[Extracted records]:
——————
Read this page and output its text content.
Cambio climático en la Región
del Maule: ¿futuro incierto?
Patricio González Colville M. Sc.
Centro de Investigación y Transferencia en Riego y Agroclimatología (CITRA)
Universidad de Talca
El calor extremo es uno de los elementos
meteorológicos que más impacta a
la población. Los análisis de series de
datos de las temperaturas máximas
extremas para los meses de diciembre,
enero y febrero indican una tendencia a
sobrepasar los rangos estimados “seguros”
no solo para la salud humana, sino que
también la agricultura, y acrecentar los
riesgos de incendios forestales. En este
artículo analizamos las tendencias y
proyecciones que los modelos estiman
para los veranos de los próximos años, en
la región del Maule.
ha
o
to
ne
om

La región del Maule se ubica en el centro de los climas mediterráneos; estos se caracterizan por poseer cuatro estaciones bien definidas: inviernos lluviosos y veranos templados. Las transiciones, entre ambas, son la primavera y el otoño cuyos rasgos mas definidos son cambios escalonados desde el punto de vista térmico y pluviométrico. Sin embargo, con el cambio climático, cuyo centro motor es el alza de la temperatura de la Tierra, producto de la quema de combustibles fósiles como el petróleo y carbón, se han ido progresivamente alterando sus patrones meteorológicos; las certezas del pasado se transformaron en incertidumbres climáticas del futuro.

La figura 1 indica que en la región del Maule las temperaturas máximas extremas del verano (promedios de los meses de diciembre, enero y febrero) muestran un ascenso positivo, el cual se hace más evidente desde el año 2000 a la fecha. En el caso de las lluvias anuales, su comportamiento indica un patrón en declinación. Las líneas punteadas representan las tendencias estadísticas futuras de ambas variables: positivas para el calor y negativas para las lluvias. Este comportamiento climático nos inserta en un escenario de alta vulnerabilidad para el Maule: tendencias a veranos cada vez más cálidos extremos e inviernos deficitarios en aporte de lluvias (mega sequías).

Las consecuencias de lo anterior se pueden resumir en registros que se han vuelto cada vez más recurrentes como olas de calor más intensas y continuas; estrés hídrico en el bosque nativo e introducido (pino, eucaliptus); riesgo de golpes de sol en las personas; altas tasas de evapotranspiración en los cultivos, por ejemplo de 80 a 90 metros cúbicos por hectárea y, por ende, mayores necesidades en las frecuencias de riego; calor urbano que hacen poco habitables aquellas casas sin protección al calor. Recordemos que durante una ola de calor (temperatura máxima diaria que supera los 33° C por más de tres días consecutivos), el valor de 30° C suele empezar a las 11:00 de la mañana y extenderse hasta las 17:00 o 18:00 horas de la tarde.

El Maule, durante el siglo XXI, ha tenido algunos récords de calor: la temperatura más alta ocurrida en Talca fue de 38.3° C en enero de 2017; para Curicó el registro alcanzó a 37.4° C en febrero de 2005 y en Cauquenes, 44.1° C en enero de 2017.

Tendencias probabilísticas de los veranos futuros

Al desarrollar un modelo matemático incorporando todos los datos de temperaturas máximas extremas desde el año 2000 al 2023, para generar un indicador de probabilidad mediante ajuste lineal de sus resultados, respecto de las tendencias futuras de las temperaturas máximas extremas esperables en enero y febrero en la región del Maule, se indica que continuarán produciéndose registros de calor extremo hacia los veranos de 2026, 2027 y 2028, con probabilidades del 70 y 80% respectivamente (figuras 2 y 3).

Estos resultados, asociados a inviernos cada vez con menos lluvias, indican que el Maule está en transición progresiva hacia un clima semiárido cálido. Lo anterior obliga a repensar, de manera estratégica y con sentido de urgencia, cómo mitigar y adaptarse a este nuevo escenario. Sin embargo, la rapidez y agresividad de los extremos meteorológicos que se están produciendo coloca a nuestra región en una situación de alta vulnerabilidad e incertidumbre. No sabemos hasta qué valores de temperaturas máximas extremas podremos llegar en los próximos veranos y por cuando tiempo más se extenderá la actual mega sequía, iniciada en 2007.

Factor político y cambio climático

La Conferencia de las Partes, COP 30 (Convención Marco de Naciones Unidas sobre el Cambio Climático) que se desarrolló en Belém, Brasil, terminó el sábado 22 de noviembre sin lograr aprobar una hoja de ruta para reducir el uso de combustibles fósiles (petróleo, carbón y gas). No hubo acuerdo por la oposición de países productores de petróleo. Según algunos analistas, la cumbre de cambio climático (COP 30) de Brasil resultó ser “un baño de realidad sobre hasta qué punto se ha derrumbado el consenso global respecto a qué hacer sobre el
——————
[YOUR OBJECTIVE]: Count the lines in the records above that contain the word "respecto", and reply with only that number.

[WORKED ANSWER]: 2